**Exercise directions**
Every line below that includes "greetings" counts toward the total. Report that total alone.

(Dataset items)
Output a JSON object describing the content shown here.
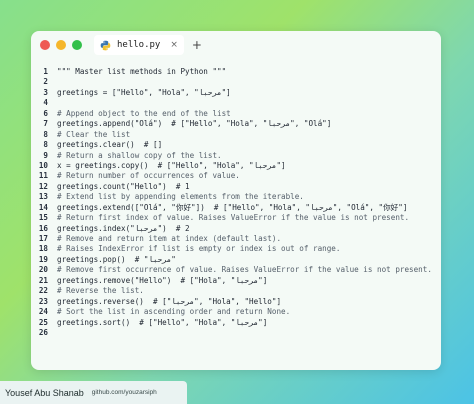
{
  "window": {
    "tab_label": "hello.py",
    "tab_close": "×",
    "tab_add": "+"
  },
  "code_lines": [
    {
      "n": "1",
      "text": "\"\"\" Master list methods in Python \"\"\"",
      "kind": "code"
    },
    {
      "n": "2",
      "text": "",
      "kind": "code"
    },
    {
      "n": "3",
      "text": "greetings = [\"Hello\", \"Hola\", \"مرحبا\"]",
      "kind": "code"
    },
    {
      "n": "4",
      "text": "",
      "kind": "code"
    },
    {
      "n": "6",
      "text": "# Append object to the end of the list",
      "kind": "comment"
    },
    {
      "n": "7",
      "text": "greetings.append(\"Olá\")  # [\"Hello\", \"Hola\", \"مرحبا\", \"Olá\"]",
      "kind": "code"
    },
    {
      "n": "8",
      "text": "# Clear the list",
      "kind": "comment"
    },
    {
      "n": "8",
      "text": "greetings.clear()  # []",
      "kind": "code"
    },
    {
      "n": "9",
      "text": "# Return a shallow copy of the list.",
      "kind": "comment"
    },
    {
      "n": "10",
      "text": "x = greetings.copy()  # [\"Hello\", \"Hola\", \"مرحبا\"]",
      "kind": "code"
    },
    {
      "n": "11",
      "text": "# Return number of occurrences of value.",
      "kind": "comment"
    },
    {
      "n": "12",
      "text": "greetings.count(\"Hello\")  # 1",
      "kind": "code"
    },
    {
      "n": "13",
      "text": "# Extend list by appending elements from the iterable.",
      "kind": "comment"
    },
    {
      "n": "14",
      "text": "greetings.extend([\"Olá\", \"你好\"])  # [\"Hello\", \"Hola\", \"مرحبا\", \"Olá\", \"你好\"]",
      "kind": "code"
    },
    {
      "n": "15",
      "text": "# Return first index of value. Raises ValueError if the value is not present.",
      "kind": "comment"
    },
    {
      "n": "16",
      "text": "greetings.index(\"مرحبا\")  # 2",
      "kind": "code"
    },
    {
      "n": "17",
      "text": "# Remove and return item at index (default last).",
      "kind": "comment"
    },
    {
      "n": "18",
      "text": "# Raises IndexError if list is empty or index is out of range.",
      "kind": "comment"
    },
    {
      "n": "19",
      "text": "greetings.pop()  # \"مرحبا\"",
      "kind": "code"
    },
    {
      "n": "20",
      "text": "# Remove first occurrence of value. Raises ValueError if the value is not present.",
      "kind": "comment"
    },
    {
      "n": "21",
      "text": "greetings.remove(\"Hello\")  # [\"Hola\", \"مرحبا\"]",
      "kind": "code"
    },
    {
      "n": "22",
      "text": "# Reverse the list.",
      "kind": "comment"
    },
    {
      "n": "23",
      "text": "greetings.reverse()  # [\"مرحبا\", \"Hola\", \"Hello\"]",
      "kind": "code"
    },
    {
      "n": "24",
      "text": "# Sort the list in ascending order and return None.",
      "kind": "comment"
    },
    {
      "n": "25",
      "text": "greetings.sort()  # [\"Hello\", \"Hola\", \"مرحبا\"]",
      "kind": "code"
    },
    {
      "n": "26",
      "text": "",
      "kind": "code"
    }
  ],
  "footer": {
    "author": "Yousef Abu Shanab",
    "url": "github.com/youzarsiph"
  },
  "colors": {
    "close_dot": "#ee5b53",
    "minimize_dot": "#f5b62a",
    "maximize_dot": "#32c04a"
  }
}
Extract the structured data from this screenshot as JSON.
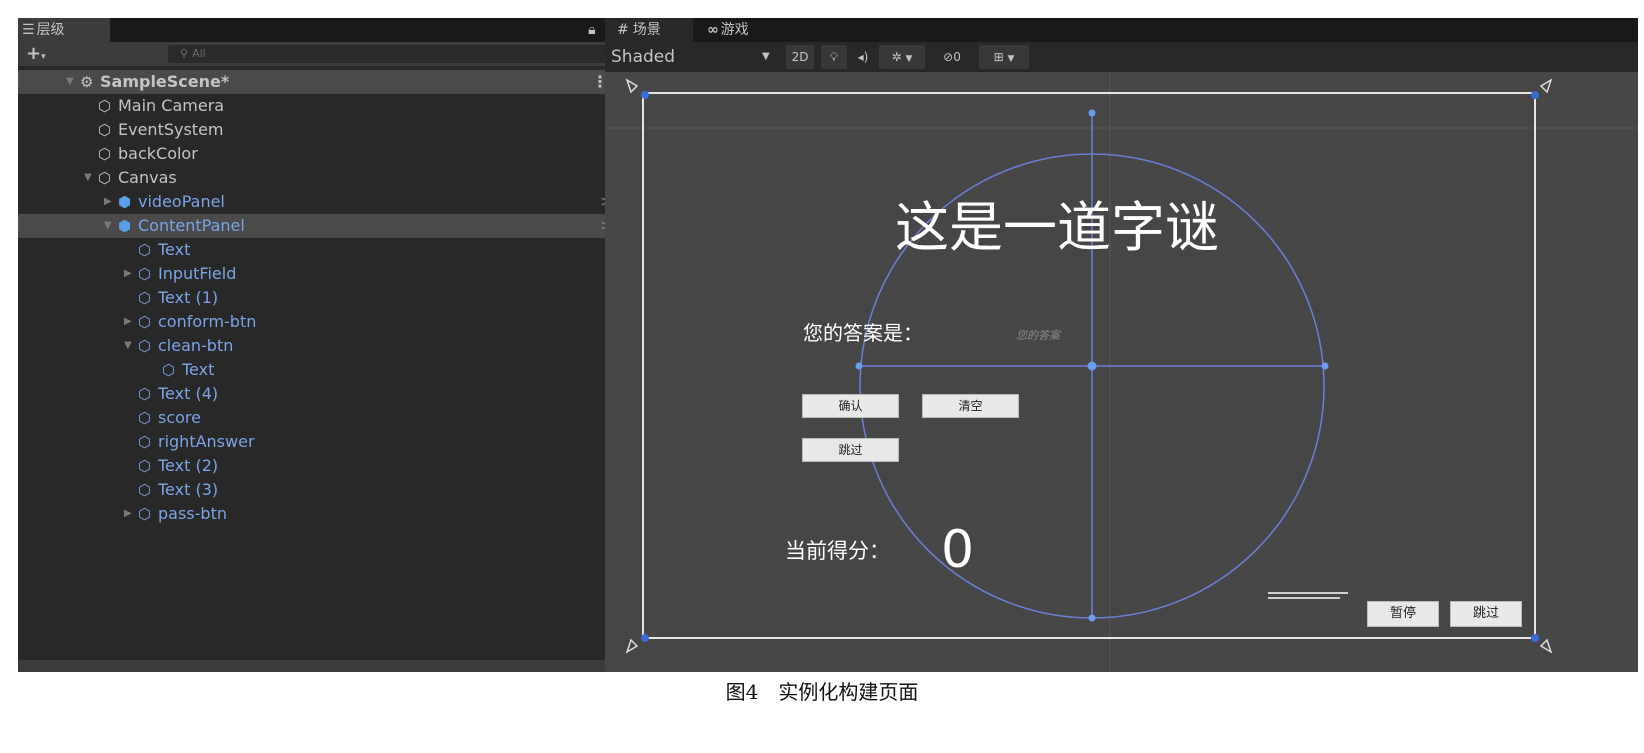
{
  "hierarchy": {
    "tab_label": "层级",
    "search_placeholder": "All",
    "items": [
      {
        "label": "SampleScene*",
        "expanded": true
      },
      {
        "label": "Main Camera"
      },
      {
        "label": "EventSystem"
      },
      {
        "label": "backColor"
      },
      {
        "label": "Canvas",
        "expanded": true
      },
      {
        "label": "videoPanel",
        "collapsed": true
      },
      {
        "label": "ContentPanel",
        "expanded": true
      },
      {
        "label": "Text"
      },
      {
        "label": "InputField",
        "collapsed": true
      },
      {
        "label": "Text (1)"
      },
      {
        "label": "conform-btn",
        "collapsed": true
      },
      {
        "label": "clean-btn",
        "expanded": true
      },
      {
        "label": "Text"
      },
      {
        "label": "Text (4)"
      },
      {
        "label": "score"
      },
      {
        "label": "rightAnswer"
      },
      {
        "label": "Text (2)"
      },
      {
        "label": "Text (3)"
      },
      {
        "label": "pass-btn",
        "collapsed": true
      }
    ]
  },
  "scene": {
    "tabs": [
      {
        "label": "场景",
        "icon": "grid-icon"
      },
      {
        "label": "游戏",
        "icon": "gamepad-icon"
      }
    ],
    "shading_mode": "Shaded",
    "toolbar": {
      "mode_2d": "2D",
      "hidden_count": "0"
    }
  },
  "game_ui": {
    "title": "这是一道字谜",
    "answer_label": "您的答案是：",
    "answer_placeholder": "您的答案",
    "confirm_button": "确认",
    "clear_button": "清空",
    "skip_button": "跳过",
    "score_label": "当前得分：",
    "score_value": "0",
    "pause_button_bottom": "暂停",
    "skip_button_bottom": "跳过"
  },
  "caption": "图4　实例化构建页面",
  "colors": {
    "panel_bg": "#282828",
    "scene_bg": "#464646",
    "selection": "#4a4a4a",
    "prefab_blue": "#7ba4e8",
    "gizmo_blue": "#6a7fd8"
  }
}
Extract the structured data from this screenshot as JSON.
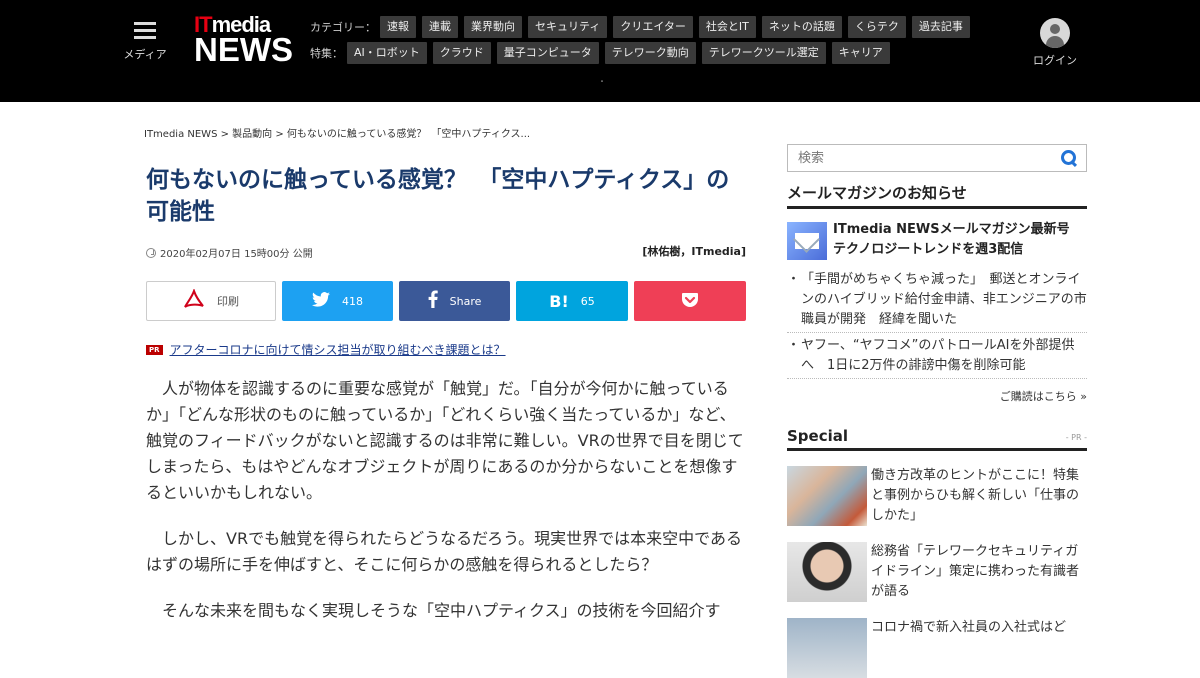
{
  "header": {
    "menu_label": "メディア",
    "logo_it": "IT",
    "logo_media": "media",
    "logo_news": "NEWS",
    "category_label": "カテゴリー：",
    "categories": [
      "速報",
      "連載",
      "業界動向",
      "セキュリティ",
      "クリエイター",
      "社会とIT",
      "ネットの話題",
      "くらテク",
      "過去記事"
    ],
    "feature_label": "特集：",
    "features": [
      "AI・ロボット",
      "クラウド",
      "量子コンピュータ",
      "テレワーク動向",
      "テレワークツール選定",
      "キャリア"
    ],
    "nav_dot": "・",
    "login_label": "ログイン"
  },
  "article": {
    "breadcrumb": [
      "ITmedia NEWS",
      "製品動向",
      "何もないのに触っている感覚？　「空中ハプティクス..."
    ],
    "breadcrumb_sep": " > ",
    "title": "何もないのに触っている感覚？　「空中ハプティクス」の可能性",
    "date": "2020年02月07日 15時00分 公開",
    "author": "[林佑樹，ITmedia]",
    "share": {
      "print_label": "印刷",
      "twitter_count": "418",
      "facebook_label": "Share",
      "hatena_icon": "B!",
      "hatena_count": "65"
    },
    "pr_badge": "PR",
    "pr_link": "アフターコロナに向けて情シス担当が取り組むべき課題とは？",
    "paragraphs": [
      "人が物体を認識するのに重要な感覚が「触覚」だ。「自分が今何かに触っているか」「どんな形状のものに触っているか」「どれくらい強く当たっているか」など、触覚のフィードバックがないと認識するのは非常に難しい。VRの世界で目を閉じてしまったら、もはやどんなオブジェクトが周りにあるのか分からないことを想像するといいかもしれない。",
      "しかし、VRでも触覚を得られたらどうなるだろう。現実世界では本来空中であるはずの場所に手を伸ばすと、そこに何らかの感触を得られるとしたら？",
      "そんな未来を間もなく実現しそうな「空中ハプティクス」の技術を今回紹介す"
    ]
  },
  "sidebar": {
    "search_placeholder": "検索",
    "mail_title": "メールマガジンのお知らせ",
    "mail_feature": "ITmedia NEWSメールマガジン最新号\nテクノロジートレンドを週3配信",
    "mail_items": [
      "「手間がめちゃくちゃ減った」　郵送とオンラインのハイブリッド給付金申請、非エンジニアの市職員が開発　経緯を聞いた",
      "ヤフー、“ヤフコメ”のパトロールAIを外部提供へ　1日に2万件の誹謗中傷を削除可能"
    ],
    "subscribe": "ご購読はこちら »",
    "special_title": "Special",
    "special_pr": "- PR -",
    "special_items": [
      "働き方改革のヒントがここに！特集と事例からひも解く新しい「仕事のしかた」",
      "総務省「テレワークセキュリティガイドライン」策定に携わった有識者が語る",
      "コロナ禍で新入社員の入社式はど"
    ]
  },
  "colors": {
    "title": "#1a3a6b",
    "twitter": "#1da1f2",
    "facebook": "#3b5998",
    "hatena": "#00a4de",
    "pocket": "#ef3f56",
    "logo_red": "#e60012"
  }
}
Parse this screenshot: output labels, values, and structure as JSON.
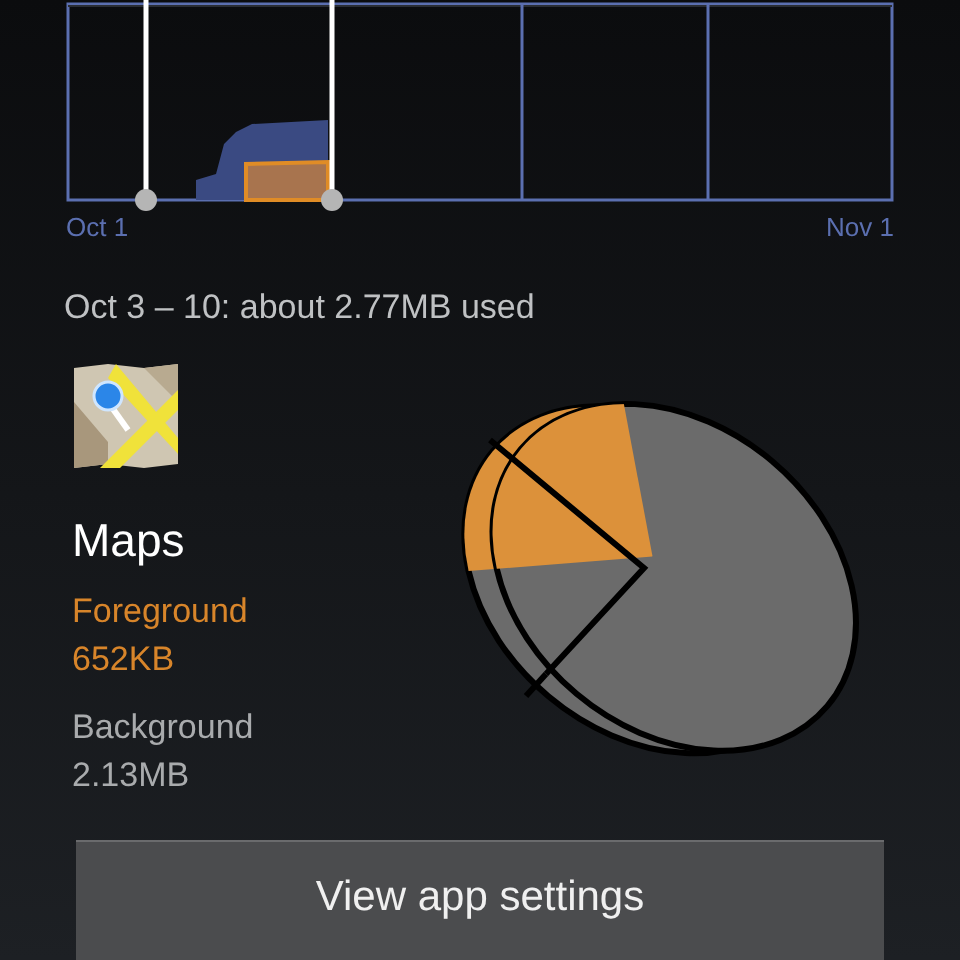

**Result of this exercise**
11